Industri Ketidakbahagiaan

 

Pic: reddit.com

Hans Hayon

……..

Oh, I hope you’re happy, but not like how you were with me

Aku berharap kau bahagia, tapi tidak sebahagia seperti saat kau bersamaku

I’m selfish, I know, I can’t let you go

Aku tahu aku egois, aku tidak bisa melepaskanmu

So find someone great, but don’t find no one better

Jadi temukanlah seseorang yang baik, tapi jangan temukan yang lebih baik dariku

I hope you’re happy, but don’t be happier

Aku berharap kau bahagia, tapi jangan terlalu bahagia.

……..

(Happier, Olivia Rodrigo).

 

***

Sudah terlalu sering kita diberitahu bahwa kebahagiaan dan perasaan tidak bahagia merupakan predisposisi batin yang bersifat personal, dengan kadar dan derajat yang berbeda, dari satu orang dengan yang lain, dari satu masa ke masa yang lain. Namun benarkah demikian?

**Blok Data**
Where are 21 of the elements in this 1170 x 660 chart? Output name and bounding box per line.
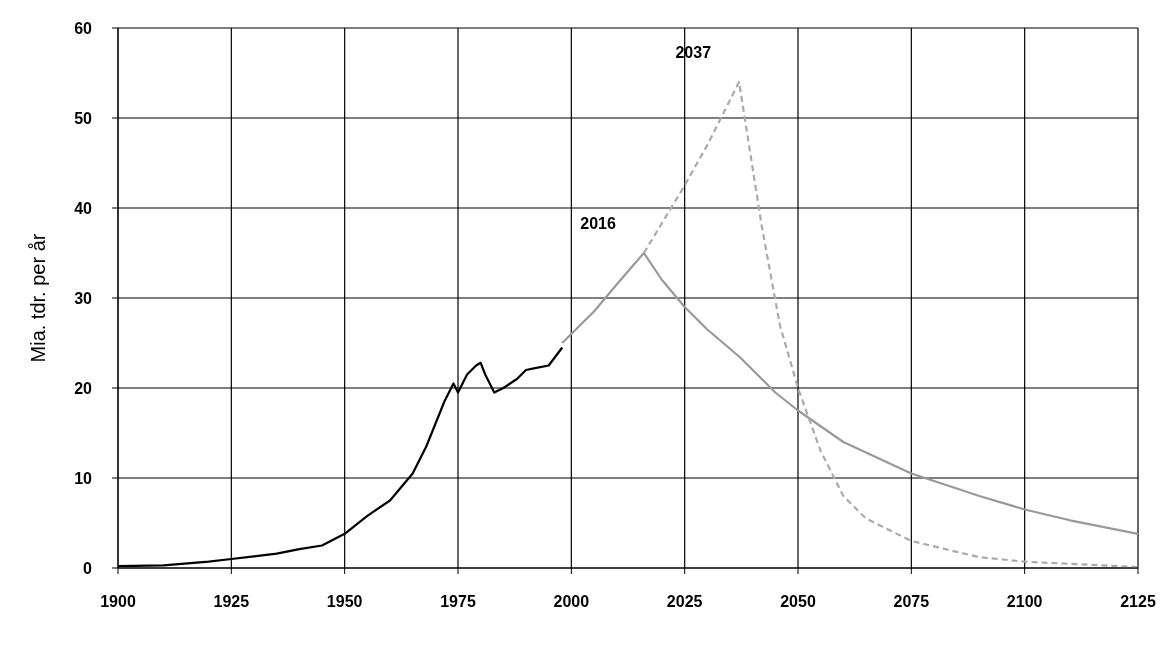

**Petunjuk Tugas**
Lirik lagu apa, dan dari siapa, yang dikutip di awal potongan teks tentang industri ketidakbahagiaan?

**Hasil Tugas**
Lirik lagu "Happier" dari Olivia Rodrigo.